>>>>

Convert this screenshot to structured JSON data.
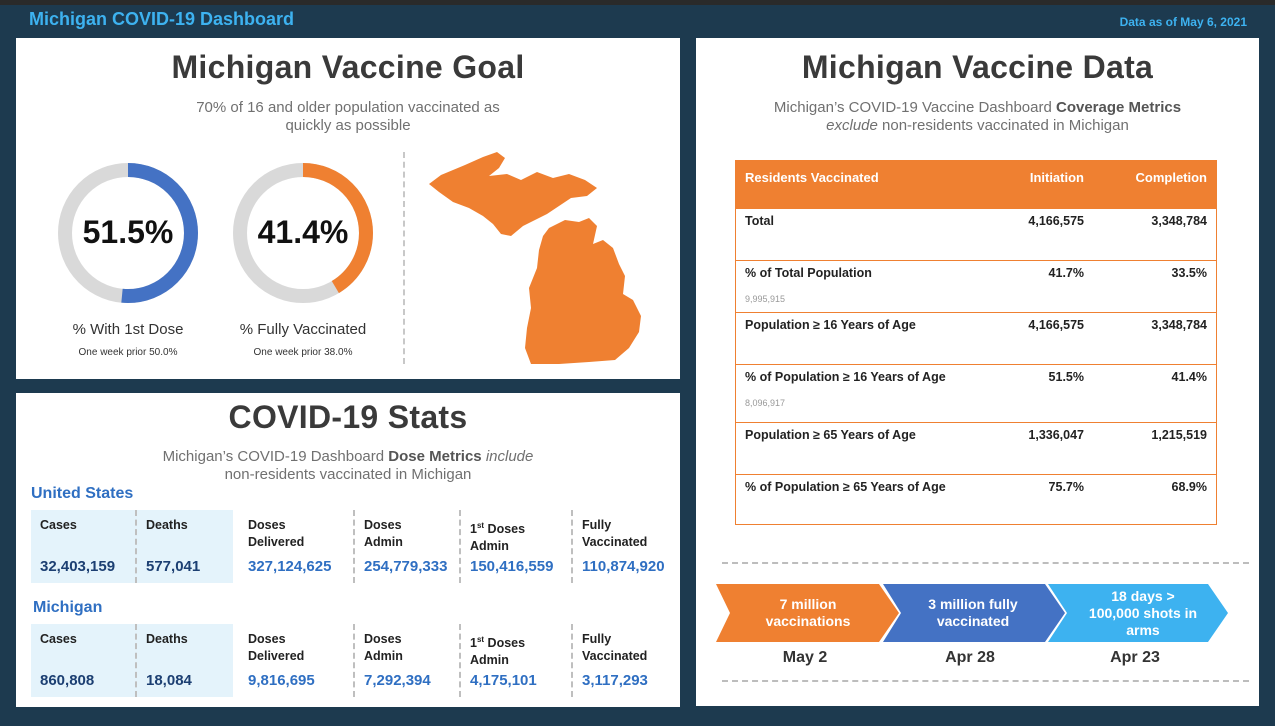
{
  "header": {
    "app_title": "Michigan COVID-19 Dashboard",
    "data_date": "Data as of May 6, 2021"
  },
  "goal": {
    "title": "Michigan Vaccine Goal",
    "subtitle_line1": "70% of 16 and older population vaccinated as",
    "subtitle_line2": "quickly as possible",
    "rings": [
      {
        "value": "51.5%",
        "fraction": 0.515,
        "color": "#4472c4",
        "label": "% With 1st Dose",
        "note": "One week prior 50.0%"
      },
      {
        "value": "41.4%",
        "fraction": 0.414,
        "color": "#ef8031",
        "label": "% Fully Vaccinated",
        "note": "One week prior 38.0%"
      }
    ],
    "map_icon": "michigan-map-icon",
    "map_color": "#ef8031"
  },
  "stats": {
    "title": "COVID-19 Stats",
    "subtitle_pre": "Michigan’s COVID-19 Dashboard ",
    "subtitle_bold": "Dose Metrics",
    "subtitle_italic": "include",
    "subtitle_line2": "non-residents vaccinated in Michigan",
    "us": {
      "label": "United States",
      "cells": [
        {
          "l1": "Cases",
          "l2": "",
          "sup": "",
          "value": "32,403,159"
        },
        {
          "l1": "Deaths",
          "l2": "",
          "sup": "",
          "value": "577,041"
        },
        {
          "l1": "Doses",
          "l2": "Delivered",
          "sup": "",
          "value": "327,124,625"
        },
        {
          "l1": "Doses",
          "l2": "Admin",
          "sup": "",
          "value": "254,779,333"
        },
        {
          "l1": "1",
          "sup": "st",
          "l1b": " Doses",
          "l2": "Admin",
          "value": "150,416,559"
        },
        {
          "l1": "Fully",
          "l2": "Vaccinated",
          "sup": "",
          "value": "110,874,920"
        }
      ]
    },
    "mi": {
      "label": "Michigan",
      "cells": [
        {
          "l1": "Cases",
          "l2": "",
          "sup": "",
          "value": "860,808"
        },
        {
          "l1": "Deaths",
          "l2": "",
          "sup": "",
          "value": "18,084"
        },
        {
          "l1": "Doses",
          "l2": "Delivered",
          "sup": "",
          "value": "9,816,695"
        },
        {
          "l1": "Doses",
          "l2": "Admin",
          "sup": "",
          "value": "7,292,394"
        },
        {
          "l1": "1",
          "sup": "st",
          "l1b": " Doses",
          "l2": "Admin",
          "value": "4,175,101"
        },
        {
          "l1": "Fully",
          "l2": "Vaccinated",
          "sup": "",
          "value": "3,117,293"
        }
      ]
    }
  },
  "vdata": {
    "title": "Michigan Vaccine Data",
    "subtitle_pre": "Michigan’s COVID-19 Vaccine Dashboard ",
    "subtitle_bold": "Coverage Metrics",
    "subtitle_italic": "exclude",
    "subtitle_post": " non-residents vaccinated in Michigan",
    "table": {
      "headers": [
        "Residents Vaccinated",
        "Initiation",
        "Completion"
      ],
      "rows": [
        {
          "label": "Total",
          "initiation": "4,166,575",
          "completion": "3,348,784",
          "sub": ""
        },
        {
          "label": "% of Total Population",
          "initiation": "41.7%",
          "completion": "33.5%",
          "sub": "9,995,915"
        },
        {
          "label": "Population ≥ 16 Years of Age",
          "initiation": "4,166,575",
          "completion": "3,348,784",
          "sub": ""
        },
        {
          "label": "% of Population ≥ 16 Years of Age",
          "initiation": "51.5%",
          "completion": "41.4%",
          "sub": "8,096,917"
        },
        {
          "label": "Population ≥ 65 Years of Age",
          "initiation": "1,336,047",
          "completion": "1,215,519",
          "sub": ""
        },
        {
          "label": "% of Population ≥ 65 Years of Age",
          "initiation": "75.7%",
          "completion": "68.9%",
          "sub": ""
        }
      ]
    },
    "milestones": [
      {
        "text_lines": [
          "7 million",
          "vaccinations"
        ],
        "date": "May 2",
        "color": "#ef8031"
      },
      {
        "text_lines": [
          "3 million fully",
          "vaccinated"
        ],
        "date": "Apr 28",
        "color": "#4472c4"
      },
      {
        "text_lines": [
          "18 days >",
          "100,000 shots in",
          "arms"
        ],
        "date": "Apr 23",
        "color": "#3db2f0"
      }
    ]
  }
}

<<<<

Which lines in the data above contain "note"? Show each one.

        "note": "One week prior 50.0%"
        "note": "One week prior 38.0%"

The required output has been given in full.